## Begin Supplied data
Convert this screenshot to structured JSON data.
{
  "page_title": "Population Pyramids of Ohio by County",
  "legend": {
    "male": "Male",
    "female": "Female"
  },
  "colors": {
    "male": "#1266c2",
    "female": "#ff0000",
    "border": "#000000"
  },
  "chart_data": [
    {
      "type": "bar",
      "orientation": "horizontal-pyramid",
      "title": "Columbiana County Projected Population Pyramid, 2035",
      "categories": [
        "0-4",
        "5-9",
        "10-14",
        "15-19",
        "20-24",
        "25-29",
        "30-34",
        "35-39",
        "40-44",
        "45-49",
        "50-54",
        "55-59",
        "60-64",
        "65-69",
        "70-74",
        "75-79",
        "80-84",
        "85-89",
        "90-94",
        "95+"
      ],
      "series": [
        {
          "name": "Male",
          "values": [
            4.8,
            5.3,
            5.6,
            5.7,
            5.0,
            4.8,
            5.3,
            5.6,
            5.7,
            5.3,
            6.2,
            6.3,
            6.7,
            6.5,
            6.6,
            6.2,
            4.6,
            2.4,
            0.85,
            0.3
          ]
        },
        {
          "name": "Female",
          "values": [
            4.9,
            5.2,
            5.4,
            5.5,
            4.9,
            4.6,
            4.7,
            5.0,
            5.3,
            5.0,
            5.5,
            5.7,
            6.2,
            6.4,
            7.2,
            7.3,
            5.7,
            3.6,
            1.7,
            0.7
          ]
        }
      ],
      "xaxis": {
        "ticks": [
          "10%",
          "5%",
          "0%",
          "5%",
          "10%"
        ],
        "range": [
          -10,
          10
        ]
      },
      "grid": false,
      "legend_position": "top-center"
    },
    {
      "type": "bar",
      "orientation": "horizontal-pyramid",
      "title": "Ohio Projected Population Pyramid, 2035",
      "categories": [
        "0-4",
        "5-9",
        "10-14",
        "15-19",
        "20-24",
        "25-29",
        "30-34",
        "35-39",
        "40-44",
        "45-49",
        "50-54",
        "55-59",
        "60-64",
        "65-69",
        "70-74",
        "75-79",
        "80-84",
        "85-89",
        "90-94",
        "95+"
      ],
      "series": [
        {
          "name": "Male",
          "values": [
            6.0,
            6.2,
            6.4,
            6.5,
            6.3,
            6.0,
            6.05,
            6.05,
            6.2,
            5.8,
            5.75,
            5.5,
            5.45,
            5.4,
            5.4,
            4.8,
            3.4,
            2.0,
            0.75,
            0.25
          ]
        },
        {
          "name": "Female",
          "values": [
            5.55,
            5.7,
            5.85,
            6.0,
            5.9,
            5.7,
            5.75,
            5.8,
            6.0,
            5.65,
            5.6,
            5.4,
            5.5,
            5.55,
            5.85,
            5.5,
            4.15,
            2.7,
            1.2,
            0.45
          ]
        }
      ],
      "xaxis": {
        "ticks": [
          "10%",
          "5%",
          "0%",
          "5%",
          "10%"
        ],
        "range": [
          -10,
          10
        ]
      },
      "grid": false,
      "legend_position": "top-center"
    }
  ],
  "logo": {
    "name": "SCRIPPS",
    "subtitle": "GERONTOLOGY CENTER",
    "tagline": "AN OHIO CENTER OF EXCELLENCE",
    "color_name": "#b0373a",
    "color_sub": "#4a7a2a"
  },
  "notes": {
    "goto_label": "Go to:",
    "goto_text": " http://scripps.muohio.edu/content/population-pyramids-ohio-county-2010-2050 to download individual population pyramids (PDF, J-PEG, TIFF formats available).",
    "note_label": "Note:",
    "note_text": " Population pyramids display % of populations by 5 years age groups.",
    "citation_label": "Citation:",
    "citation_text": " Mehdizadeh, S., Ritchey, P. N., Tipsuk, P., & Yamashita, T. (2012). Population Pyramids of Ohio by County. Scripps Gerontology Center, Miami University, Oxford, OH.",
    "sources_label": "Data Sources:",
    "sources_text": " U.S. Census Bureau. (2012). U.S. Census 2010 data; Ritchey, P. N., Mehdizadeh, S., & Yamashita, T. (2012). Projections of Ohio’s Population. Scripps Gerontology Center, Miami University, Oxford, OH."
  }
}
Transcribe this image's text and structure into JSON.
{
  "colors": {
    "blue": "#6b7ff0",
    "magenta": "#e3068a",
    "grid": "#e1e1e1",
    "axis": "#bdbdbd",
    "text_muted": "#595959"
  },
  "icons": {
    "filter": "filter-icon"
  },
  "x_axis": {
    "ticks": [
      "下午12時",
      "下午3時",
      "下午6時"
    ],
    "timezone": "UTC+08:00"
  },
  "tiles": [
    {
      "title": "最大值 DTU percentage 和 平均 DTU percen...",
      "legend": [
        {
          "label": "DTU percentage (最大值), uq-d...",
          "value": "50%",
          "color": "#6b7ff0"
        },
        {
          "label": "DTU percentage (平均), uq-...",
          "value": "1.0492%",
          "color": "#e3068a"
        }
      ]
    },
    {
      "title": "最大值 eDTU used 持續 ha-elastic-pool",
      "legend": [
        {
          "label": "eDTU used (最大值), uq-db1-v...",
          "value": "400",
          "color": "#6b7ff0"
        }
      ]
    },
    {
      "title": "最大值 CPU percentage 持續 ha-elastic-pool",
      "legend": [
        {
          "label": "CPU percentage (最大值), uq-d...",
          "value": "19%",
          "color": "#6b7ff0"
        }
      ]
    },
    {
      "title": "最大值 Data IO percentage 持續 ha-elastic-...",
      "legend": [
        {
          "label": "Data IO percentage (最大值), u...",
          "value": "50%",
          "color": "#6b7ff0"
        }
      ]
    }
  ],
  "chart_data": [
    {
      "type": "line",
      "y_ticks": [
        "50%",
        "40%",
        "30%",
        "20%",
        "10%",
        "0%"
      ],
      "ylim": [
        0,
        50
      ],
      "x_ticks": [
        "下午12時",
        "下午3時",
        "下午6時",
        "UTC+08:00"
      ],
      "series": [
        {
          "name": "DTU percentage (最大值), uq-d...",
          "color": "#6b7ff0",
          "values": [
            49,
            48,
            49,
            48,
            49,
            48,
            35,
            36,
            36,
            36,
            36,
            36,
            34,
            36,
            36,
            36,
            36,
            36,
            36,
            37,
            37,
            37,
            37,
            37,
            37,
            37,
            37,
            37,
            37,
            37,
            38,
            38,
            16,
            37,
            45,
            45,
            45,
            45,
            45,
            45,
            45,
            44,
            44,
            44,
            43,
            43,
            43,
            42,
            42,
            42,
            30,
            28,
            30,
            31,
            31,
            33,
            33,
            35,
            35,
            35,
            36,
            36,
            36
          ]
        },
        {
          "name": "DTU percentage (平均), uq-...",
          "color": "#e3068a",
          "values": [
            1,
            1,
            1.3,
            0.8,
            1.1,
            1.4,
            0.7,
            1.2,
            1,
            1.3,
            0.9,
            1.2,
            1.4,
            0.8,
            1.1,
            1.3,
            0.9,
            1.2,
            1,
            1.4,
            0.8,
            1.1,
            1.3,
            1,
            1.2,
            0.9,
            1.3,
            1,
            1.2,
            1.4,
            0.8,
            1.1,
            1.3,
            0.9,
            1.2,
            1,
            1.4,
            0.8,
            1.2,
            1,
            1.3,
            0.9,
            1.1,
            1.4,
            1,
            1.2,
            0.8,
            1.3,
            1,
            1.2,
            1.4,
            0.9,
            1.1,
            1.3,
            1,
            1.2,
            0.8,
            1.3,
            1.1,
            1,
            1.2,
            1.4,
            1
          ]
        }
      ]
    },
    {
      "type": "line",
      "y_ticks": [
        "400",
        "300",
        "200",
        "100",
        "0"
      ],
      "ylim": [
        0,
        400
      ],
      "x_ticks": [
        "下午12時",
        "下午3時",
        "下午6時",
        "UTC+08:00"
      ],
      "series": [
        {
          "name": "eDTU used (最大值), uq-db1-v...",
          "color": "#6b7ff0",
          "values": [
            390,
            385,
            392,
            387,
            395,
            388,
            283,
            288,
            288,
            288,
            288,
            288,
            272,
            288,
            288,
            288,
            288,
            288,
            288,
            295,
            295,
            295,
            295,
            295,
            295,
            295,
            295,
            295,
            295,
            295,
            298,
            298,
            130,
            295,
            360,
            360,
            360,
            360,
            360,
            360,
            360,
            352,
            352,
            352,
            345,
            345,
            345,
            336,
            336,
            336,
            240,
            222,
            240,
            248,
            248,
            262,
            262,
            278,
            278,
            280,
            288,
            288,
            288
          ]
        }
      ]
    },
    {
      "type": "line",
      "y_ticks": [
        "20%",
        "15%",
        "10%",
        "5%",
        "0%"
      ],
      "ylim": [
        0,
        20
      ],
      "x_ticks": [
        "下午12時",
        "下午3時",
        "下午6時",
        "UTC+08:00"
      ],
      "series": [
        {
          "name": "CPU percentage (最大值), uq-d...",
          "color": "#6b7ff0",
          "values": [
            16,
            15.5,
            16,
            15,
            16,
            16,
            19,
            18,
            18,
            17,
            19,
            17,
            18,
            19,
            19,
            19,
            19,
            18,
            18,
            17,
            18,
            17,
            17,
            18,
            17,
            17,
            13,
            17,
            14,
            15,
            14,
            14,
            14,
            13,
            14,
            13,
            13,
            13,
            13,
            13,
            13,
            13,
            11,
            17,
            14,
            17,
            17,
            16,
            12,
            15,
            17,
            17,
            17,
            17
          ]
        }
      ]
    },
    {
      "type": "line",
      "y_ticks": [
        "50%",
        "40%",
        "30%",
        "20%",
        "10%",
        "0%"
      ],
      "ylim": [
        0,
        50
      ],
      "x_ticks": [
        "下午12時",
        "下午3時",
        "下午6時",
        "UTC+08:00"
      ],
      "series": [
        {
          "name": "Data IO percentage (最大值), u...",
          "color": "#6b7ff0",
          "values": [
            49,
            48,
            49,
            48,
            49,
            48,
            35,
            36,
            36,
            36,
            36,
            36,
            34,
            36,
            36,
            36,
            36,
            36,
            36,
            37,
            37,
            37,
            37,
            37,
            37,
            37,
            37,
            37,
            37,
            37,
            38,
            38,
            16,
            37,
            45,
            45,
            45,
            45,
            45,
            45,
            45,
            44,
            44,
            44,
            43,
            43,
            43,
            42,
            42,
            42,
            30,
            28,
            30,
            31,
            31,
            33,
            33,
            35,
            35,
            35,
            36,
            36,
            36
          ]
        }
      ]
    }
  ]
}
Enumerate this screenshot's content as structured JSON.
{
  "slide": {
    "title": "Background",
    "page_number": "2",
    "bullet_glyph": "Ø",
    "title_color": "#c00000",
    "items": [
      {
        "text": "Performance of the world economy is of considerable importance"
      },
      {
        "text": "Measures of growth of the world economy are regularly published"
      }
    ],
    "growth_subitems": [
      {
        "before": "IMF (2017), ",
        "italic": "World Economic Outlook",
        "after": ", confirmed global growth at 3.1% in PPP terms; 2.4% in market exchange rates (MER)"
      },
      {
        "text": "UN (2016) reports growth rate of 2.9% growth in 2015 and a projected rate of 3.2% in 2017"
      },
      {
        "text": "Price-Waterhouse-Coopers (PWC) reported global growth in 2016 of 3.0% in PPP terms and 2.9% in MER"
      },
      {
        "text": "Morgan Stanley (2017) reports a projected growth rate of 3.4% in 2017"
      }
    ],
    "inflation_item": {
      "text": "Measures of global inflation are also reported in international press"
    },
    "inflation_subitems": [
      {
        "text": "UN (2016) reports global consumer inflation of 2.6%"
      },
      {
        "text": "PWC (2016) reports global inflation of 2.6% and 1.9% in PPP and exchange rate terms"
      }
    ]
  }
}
## End Supplied data
**Set problem**
Examine the records and report how many lines contain the string "this". Only the number should be given.

**Final result**
3